======== DATASET RECORDS ========
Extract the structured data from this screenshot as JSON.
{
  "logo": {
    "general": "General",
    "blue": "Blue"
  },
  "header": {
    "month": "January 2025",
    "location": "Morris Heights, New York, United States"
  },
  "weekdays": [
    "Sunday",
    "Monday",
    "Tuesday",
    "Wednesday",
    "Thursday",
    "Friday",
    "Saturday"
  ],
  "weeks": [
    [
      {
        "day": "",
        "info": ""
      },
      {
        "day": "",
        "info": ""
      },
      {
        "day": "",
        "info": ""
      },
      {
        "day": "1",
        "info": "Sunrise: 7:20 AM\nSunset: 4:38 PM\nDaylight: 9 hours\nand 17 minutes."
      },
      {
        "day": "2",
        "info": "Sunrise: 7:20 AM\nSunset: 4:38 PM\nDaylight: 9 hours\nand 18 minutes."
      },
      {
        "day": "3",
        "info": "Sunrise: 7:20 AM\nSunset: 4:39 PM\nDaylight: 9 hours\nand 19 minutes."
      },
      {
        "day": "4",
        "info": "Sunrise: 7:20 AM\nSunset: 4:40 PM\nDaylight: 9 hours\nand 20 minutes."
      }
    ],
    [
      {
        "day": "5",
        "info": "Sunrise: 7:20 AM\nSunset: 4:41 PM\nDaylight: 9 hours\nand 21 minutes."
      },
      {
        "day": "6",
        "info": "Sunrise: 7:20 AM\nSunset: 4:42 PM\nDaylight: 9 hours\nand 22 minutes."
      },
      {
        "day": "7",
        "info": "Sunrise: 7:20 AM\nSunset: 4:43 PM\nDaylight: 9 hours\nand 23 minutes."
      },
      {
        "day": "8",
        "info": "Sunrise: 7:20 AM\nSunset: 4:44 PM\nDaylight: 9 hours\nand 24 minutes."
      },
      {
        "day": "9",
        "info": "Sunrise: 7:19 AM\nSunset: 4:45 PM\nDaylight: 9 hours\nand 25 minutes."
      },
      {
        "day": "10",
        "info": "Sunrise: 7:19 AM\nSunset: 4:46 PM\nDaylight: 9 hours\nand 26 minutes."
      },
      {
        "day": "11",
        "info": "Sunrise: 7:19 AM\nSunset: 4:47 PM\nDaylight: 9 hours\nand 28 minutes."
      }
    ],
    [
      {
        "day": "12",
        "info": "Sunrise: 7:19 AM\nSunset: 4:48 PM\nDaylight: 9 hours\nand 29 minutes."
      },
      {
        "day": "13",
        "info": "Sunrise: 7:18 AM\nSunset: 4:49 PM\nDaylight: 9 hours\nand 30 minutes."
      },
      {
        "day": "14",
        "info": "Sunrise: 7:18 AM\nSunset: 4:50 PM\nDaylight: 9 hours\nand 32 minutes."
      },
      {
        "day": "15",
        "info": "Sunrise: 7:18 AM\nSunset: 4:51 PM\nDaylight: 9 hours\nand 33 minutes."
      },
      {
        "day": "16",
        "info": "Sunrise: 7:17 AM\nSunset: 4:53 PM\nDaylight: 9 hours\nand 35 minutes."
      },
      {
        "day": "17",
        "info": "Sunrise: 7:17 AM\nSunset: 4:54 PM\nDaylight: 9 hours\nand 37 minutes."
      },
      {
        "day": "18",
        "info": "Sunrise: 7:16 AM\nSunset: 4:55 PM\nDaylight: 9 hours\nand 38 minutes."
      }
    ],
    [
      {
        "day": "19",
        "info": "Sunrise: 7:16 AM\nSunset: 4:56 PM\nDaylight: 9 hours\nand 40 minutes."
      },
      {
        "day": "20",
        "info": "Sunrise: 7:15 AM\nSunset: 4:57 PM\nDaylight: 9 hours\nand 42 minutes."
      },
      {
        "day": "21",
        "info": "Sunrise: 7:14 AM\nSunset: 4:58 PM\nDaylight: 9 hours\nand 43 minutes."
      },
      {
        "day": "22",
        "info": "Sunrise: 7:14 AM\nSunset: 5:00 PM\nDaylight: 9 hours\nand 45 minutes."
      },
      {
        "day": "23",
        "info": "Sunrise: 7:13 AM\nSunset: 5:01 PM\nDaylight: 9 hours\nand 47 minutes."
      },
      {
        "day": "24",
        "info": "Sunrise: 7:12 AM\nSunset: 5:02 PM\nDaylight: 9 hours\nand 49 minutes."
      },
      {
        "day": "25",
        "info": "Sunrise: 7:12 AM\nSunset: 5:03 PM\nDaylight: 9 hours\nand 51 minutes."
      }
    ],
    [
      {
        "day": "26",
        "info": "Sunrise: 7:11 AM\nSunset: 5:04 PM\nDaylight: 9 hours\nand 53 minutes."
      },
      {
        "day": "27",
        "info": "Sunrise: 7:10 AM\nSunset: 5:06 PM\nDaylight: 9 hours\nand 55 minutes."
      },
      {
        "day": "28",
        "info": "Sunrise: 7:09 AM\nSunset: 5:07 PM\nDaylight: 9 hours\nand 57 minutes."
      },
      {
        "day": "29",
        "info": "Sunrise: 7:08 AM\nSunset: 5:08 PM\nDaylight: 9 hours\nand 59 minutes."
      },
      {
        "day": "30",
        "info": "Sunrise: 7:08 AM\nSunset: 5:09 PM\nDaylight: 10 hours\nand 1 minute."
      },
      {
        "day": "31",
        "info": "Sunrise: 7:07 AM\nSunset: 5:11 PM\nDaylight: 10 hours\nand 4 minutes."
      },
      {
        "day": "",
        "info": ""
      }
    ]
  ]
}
========
EXERCISE GOAL
Generate an exact reproduction of all entries.

SOLUTION BELOW
Extract the structured data from this screenshot as JSON.
{
  "logo": {
    "general": "General",
    "blue": "Blue"
  },
  "header": {
    "month": "January 2025",
    "location": "Morris Heights, New York, United States"
  },
  "weekdays": [
    "Sunday",
    "Monday",
    "Tuesday",
    "Wednesday",
    "Thursday",
    "Friday",
    "Saturday"
  ],
  "weeks": [
    [
      {
        "day": "",
        "info": ""
      },
      {
        "day": "",
        "info": ""
      },
      {
        "day": "",
        "info": ""
      },
      {
        "day": "1",
        "info": "Sunrise: 7:20 AM\nSunset: 4:38 PM\nDaylight: 9 hours\nand 17 minutes."
      },
      {
        "day": "2",
        "info": "Sunrise: 7:20 AM\nSunset: 4:38 PM\nDaylight: 9 hours\nand 18 minutes."
      },
      {
        "day": "3",
        "info": "Sunrise: 7:20 AM\nSunset: 4:39 PM\nDaylight: 9 hours\nand 19 minutes."
      },
      {
        "day": "4",
        "info": "Sunrise: 7:20 AM\nSunset: 4:40 PM\nDaylight: 9 hours\nand 20 minutes."
      }
    ],
    [
      {
        "day": "5",
        "info": "Sunrise: 7:20 AM\nSunset: 4:41 PM\nDaylight: 9 hours\nand 21 minutes."
      },
      {
        "day": "6",
        "info": "Sunrise: 7:20 AM\nSunset: 4:42 PM\nDaylight: 9 hours\nand 22 minutes."
      },
      {
        "day": "7",
        "info": "Sunrise: 7:20 AM\nSunset: 4:43 PM\nDaylight: 9 hours\nand 23 minutes."
      },
      {
        "day": "8",
        "info": "Sunrise: 7:20 AM\nSunset: 4:44 PM\nDaylight: 9 hours\nand 24 minutes."
      },
      {
        "day": "9",
        "info": "Sunrise: 7:19 AM\nSunset: 4:45 PM\nDaylight: 9 hours\nand 25 minutes."
      },
      {
        "day": "10",
        "info": "Sunrise: 7:19 AM\nSunset: 4:46 PM\nDaylight: 9 hours\nand 26 minutes."
      },
      {
        "day": "11",
        "info": "Sunrise: 7:19 AM\nSunset: 4:47 PM\nDaylight: 9 hours\nand 28 minutes."
      }
    ],
    [
      {
        "day": "12",
        "info": "Sunrise: 7:19 AM\nSunset: 4:48 PM\nDaylight: 9 hours\nand 29 minutes."
      },
      {
        "day": "13",
        "info": "Sunrise: 7:18 AM\nSunset: 4:49 PM\nDaylight: 9 hours\nand 30 minutes."
      },
      {
        "day": "14",
        "info": "Sunrise: 7:18 AM\nSunset: 4:50 PM\nDaylight: 9 hours\nand 32 minutes."
      },
      {
        "day": "15",
        "info": "Sunrise: 7:18 AM\nSunset: 4:51 PM\nDaylight: 9 hours\nand 33 minutes."
      },
      {
        "day": "16",
        "info": "Sunrise: 7:17 AM\nSunset: 4:53 PM\nDaylight: 9 hours\nand 35 minutes."
      },
      {
        "day": "17",
        "info": "Sunrise: 7:17 AM\nSunset: 4:54 PM\nDaylight: 9 hours\nand 37 minutes."
      },
      {
        "day": "18",
        "info": "Sunrise: 7:16 AM\nSunset: 4:55 PM\nDaylight: 9 hours\nand 38 minutes."
      }
    ],
    [
      {
        "day": "19",
        "info": "Sunrise: 7:16 AM\nSunset: 4:56 PM\nDaylight: 9 hours\nand 40 minutes."
      },
      {
        "day": "20",
        "info": "Sunrise: 7:15 AM\nSunset: 4:57 PM\nDaylight: 9 hours\nand 42 minutes."
      },
      {
        "day": "21",
        "info": "Sunrise: 7:14 AM\nSunset: 4:58 PM\nDaylight: 9 hours\nand 43 minutes."
      },
      {
        "day": "22",
        "info": "Sunrise: 7:14 AM\nSunset: 5:00 PM\nDaylight: 9 hours\nand 45 minutes."
      },
      {
        "day": "23",
        "info": "Sunrise: 7:13 AM\nSunset: 5:01 PM\nDaylight: 9 hours\nand 47 minutes."
      },
      {
        "day": "24",
        "info": "Sunrise: 7:12 AM\nSunset: 5:02 PM\nDaylight: 9 hours\nand 49 minutes."
      },
      {
        "day": "25",
        "info": "Sunrise: 7:12 AM\nSunset: 5:03 PM\nDaylight: 9 hours\nand 51 minutes."
      }
    ],
    [
      {
        "day": "26",
        "info": "Sunrise: 7:11 AM\nSunset: 5:04 PM\nDaylight: 9 hours\nand 53 minutes."
      },
      {
        "day": "27",
        "info": "Sunrise: 7:10 AM\nSunset: 5:06 PM\nDaylight: 9 hours\nand 55 minutes."
      },
      {
        "day": "28",
        "info": "Sunrise: 7:09 AM\nSunset: 5:07 PM\nDaylight: 9 hours\nand 57 minutes."
      },
      {
        "day": "29",
        "info": "Sunrise: 7:08 AM\nSunset: 5:08 PM\nDaylight: 9 hours\nand 59 minutes."
      },
      {
        "day": "30",
        "info": "Sunrise: 7:08 AM\nSunset: 5:09 PM\nDaylight: 10 hours\nand 1 minute."
      },
      {
        "day": "31",
        "info": "Sunrise: 7:07 AM\nSunset: 5:11 PM\nDaylight: 10 hours\nand 4 minutes."
      },
      {
        "day": "",
        "info": ""
      }
    ]
  ]
}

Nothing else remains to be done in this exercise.